[Start]

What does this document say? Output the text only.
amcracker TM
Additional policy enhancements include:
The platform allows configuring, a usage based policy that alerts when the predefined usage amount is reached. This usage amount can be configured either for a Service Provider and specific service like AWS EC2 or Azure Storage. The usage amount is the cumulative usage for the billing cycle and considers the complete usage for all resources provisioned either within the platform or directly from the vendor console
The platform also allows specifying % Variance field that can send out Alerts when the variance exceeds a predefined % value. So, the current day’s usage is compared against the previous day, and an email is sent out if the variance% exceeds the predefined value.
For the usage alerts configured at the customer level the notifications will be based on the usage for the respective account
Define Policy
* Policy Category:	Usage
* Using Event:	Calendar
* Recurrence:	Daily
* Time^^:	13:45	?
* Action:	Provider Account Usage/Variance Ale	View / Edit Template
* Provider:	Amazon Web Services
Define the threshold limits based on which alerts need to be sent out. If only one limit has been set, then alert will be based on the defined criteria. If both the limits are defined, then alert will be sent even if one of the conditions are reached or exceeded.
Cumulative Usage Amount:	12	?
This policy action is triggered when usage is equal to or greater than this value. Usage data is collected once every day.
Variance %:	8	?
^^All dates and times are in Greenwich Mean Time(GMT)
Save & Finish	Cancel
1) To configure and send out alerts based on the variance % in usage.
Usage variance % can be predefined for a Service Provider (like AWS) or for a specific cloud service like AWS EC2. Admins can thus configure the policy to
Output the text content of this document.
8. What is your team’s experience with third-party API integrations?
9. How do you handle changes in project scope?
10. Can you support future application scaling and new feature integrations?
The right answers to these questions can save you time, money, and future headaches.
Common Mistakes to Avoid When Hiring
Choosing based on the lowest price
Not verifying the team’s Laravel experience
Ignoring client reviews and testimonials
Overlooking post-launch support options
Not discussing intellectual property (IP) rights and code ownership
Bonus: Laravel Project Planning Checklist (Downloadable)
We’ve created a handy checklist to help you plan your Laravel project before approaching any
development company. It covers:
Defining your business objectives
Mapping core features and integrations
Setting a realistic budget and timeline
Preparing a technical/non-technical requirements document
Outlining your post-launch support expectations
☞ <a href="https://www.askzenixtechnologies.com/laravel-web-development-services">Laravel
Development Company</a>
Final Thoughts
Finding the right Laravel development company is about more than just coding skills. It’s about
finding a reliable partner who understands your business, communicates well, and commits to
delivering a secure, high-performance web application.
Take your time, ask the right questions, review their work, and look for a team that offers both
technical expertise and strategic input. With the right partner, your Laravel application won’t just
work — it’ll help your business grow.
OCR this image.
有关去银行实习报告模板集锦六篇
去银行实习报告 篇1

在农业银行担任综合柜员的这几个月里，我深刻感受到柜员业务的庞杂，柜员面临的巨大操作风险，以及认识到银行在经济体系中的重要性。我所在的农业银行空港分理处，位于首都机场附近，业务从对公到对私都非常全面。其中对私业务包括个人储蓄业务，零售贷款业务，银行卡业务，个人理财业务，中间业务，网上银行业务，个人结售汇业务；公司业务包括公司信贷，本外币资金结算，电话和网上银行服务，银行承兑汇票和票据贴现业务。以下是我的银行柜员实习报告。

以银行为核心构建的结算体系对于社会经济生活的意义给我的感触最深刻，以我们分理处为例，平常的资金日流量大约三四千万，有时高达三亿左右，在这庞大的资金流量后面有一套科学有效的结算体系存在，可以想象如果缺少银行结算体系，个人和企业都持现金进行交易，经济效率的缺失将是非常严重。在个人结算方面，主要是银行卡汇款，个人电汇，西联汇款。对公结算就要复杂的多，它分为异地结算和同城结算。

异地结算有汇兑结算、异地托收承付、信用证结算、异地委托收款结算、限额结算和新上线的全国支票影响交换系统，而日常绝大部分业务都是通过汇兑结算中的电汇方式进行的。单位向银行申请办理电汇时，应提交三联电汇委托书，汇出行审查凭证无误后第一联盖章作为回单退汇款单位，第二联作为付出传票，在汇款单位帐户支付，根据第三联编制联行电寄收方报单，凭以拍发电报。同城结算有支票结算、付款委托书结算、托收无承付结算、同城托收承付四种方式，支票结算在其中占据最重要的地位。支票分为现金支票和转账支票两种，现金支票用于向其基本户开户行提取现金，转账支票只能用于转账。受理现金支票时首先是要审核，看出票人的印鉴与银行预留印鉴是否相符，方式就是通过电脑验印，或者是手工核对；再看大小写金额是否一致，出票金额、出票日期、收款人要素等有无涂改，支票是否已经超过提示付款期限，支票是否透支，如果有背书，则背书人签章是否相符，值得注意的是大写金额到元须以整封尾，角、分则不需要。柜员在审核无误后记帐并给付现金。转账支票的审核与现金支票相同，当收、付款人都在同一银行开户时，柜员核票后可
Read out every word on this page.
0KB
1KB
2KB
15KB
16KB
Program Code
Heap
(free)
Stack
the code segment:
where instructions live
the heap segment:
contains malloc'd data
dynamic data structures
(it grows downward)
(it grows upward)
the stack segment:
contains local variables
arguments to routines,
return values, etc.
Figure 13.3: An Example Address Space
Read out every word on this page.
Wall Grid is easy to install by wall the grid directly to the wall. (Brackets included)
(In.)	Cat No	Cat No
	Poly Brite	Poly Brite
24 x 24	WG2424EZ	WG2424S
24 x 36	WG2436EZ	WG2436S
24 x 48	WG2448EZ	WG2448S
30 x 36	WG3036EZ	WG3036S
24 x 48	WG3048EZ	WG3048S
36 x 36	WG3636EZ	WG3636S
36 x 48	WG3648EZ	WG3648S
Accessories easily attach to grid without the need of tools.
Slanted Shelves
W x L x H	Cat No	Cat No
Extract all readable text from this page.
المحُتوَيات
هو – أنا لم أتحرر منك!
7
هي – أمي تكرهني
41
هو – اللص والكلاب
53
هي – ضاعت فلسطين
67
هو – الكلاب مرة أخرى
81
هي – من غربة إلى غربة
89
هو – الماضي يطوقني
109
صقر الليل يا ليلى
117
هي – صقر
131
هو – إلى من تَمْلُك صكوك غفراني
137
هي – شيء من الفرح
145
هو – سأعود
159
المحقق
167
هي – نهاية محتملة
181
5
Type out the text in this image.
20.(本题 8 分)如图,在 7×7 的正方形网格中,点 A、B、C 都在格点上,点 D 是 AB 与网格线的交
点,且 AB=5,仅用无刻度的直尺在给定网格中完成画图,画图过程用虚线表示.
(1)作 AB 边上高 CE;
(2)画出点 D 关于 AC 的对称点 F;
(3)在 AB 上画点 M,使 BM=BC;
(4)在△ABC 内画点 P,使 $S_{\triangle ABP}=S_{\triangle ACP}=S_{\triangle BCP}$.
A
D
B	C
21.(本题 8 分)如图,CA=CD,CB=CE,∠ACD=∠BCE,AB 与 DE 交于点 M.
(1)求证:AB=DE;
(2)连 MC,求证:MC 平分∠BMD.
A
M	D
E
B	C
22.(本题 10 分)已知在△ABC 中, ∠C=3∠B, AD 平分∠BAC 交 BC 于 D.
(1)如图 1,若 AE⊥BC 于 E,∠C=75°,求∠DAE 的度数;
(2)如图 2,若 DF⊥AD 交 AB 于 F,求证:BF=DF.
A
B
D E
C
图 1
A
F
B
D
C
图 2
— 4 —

[End]

Requirement: Please repeat all the records above exactly as they appear.

Correct output:
What does this document say? Output the text only.
amcracker TM
Additional policy enhancements include:
The platform allows configuring, a usage based policy that alerts when the predefined usage amount is reached. This usage amount can be configured either for a Service Provider and specific service like AWS EC2 or Azure Storage. The usage amount is the cumulative usage for the billing cycle and considers the complete usage for all resources provisioned either within the platform or directly from the vendor console
The platform also allows specifying % Variance field that can send out Alerts when the variance exceeds a predefined % value. So, the current day’s usage is compared against the previous day, and an email is sent out if the variance% exceeds the predefined value.
For the usage alerts configured at the customer level the notifications will be based on the usage for the respective account
Define Policy
* Policy Category:	Usage
* Using Event:	Calendar
* Recurrence:	Daily
* Time^^:	13:45	?
* Action:	Provider Account Usage/Variance Ale	View / Edit Template
* Provider:	Amazon Web Services
Define the threshold limits based on which alerts need to be sent out. If only one limit has been set, then alert will be based on the defined criteria. If both the limits are defined, then alert will be sent even if one of the conditions are reached or exceeded.
Cumulative Usage Amount:	12	?
This policy action is triggered when usage is equal to or greater than this value. Usage data is collected once every day.
Variance %:	8	?
^^All dates and times are in Greenwich Mean Time(GMT)
Save & Finish	Cancel
1) To configure and send out alerts based on the variance % in usage.
Usage variance % can be predefined for a Service Provider (like AWS) or for a specific cloud service like AWS EC2. Admins can thus configure the policy to
Output the text content of this document.
8. What is your team’s experience with third-party API integrations?
9. How do you handle changes in project scope?
10. Can you support future application scaling and new feature integrations?
The right answers to these questions can save you time, money, and future headaches.
Common Mistakes to Avoid When Hiring
Choosing based on the lowest price
Not verifying the team’s Laravel experience
Ignoring client reviews and testimonials
Overlooking post-launch support options
Not discussing intellectual property (IP) rights and code ownership
Bonus: Laravel Project Planning Checklist (Downloadable)
We’ve created a handy checklist to help you plan your Laravel project before approaching any
development company. It covers:
Defining your business objectives
Mapping core features and integrations
Setting a realistic budget and timeline
Preparing a technical/non-technical requirements document
Outlining your post-launch support expectations
☞ <a href="https://www.askzenixtechnologies.com/laravel-web-development-services">Laravel
Development Company</a>
Final Thoughts
Finding the right Laravel development company is about more than just coding skills. It’s about
finding a reliable partner who understands your business, communicates well, and commits to
delivering a secure, high-performance web application.
Take your time, ask the right questions, review their work, and look for a team that offers both
technical expertise and strategic input. With the right partner, your Laravel application won’t just
work — it’ll help your business grow.
OCR this image.
有关去银行实习报告模板集锦六篇
去银行实习报告 篇1

在农业银行担任综合柜员的这几个月里，我深刻感受到柜员业务的庞杂，柜员面临的巨大操作风险，以及认识到银行在经济体系中的重要性。我所在的农业银行空港分理处，位于首都机场附近，业务从对公到对私都非常全面。其中对私业务包括个人储蓄业务，零售贷款业务，银行卡业务，个人理财业务，中间业务，网上银行业务，个人结售汇业务；公司业务包括公司信贷，本外币资金结算，电话和网上银行服务，银行承兑汇票和票据贴现业务。以下是我的银行柜员实习报告。

以银行为核心构建的结算体系对于社会经济生活的意义给我的感触最深刻，以我们分理处为例，平常的资金日流量大约三四千万，有时高达三亿左右，在这庞大的资金流量后面有一套科学有效的结算体系存在，可以想象如果缺少银行结算体系，个人和企业都持现金进行交易，经济效率的缺失将是非常严重。在个人结算方面，主要是银行卡汇款，个人电汇，西联汇款。对公结算就要复杂的多，它分为异地结算和同城结算。

异地结算有汇兑结算、异地托收承付、信用证结算、异地委托收款结算、限额结算和新上线的全国支票影响交换系统，而日常绝大部分业务都是通过汇兑结算中的电汇方式进行的。单位向银行申请办理电汇时，应提交三联电汇委托书，汇出行审查凭证无误后第一联盖章作为回单退汇款单位，第二联作为付出传票，在汇款单位帐户支付，根据第三联编制联行电寄收方报单，凭以拍发电报。同城结算有支票结算、付款委托书结算、托收无承付结算、同城托收承付四种方式，支票结算在其中占据最重要的地位。支票分为现金支票和转账支票两种，现金支票用于向其基本户开户行提取现金，转账支票只能用于转账。受理现金支票时首先是要审核，看出票人的印鉴与银行预留印鉴是否相符，方式就是通过电脑验印，或者是手工核对；再看大小写金额是否一致，出票金额、出票日期、收款人要素等有无涂改，支票是否已经超过提示付款期限，支票是否透支，如果有背书，则背书人签章是否相符，值得注意的是大写金额到元须以整封尾，角、分则不需要。柜员在审核无误后记帐并给付现金。转账支票的审核与现金支票相同，当收、付款人都在同一银行开户时，柜员核票后可
Read out every word on this page.
0KB
1KB
2KB
15KB
16KB
Program Code
Heap
(free)
Stack
the code segment:
where instructions live
the heap segment:
contains malloc'd data
dynamic data structures
(it grows downward)
(it grows upward)
the stack segment:
contains local variables
arguments to routines,
return values, etc.
Figure 13.3: An Example Address Space
Read out every word on this page.
Wall Grid is easy to install by wall the grid directly to the wall. (Brackets included)
(In.)	Cat No	Cat No
	Poly Brite	Poly Brite
24 x 24	WG2424EZ	WG2424S
24 x 36	WG2436EZ	WG2436S
24 x 48	WG2448EZ	WG2448S
30 x 36	WG3036EZ	WG3036S
24 x 48	WG3048EZ	WG3048S
36 x 36	WG3636EZ	WG3636S
36 x 48	WG3648EZ	WG3648S
Accessories easily attach to grid without the need of tools.
Slanted Shelves
W x L x H	Cat No	Cat No
Extract all readable text from this page.
المحُتوَيات
هو – أنا لم أتحرر منك!
7
هي – أمي تكرهني
41
هو – اللص والكلاب
53
هي – ضاعت فلسطين
67
هو – الكلاب مرة أخرى
81
هي – من غربة إلى غربة
89
هو – الماضي يطوقني
109
صقر الليل يا ليلى
117
هي – صقر
131
هو – إلى من تَمْلُك صكوك غفراني
137
هي – شيء من الفرح
145
هو – سأعود
159
المحقق
167
هي – نهاية محتملة
181
5
Type out the text in this image.
20.(本题 8 分)如图,在 7×7 的正方形网格中,点 A、B、C 都在格点上,点 D 是 AB 与网格线的交
点,且 AB=5,仅用无刻度的直尺在给定网格中完成画图,画图过程用虚线表示.
(1)作 AB 边上高 CE;
(2)画出点 D 关于 AC 的对称点 F;
(3)在 AB 上画点 M,使 BM=BC;
(4)在△ABC 内画点 P,使 $S_{\triangle ABP}=S_{\triangle ACP}=S_{\triangle BCP}$.
A
D
B	C
21.(本题 8 分)如图,CA=CD,CB=CE,∠ACD=∠BCE,AB 与 DE 交于点 M.
(1)求证:AB=DE;
(2)连 MC,求证:MC 平分∠BMD.
A
M	D
E
B	C
22.(本题 10 分)已知在△ABC 中, ∠C=3∠B, AD 平分∠BAC 交 BC 于 D.
(1)如图 1,若 AE⊥BC 于 E,∠C=75°,求∠DAE 的度数;
(2)如图 2,若 DF⊥AD 交 AB 于 F,求证:BF=DF.
A
B
D E
C
图 1
A
F
B
D
C
图 2
— 4 —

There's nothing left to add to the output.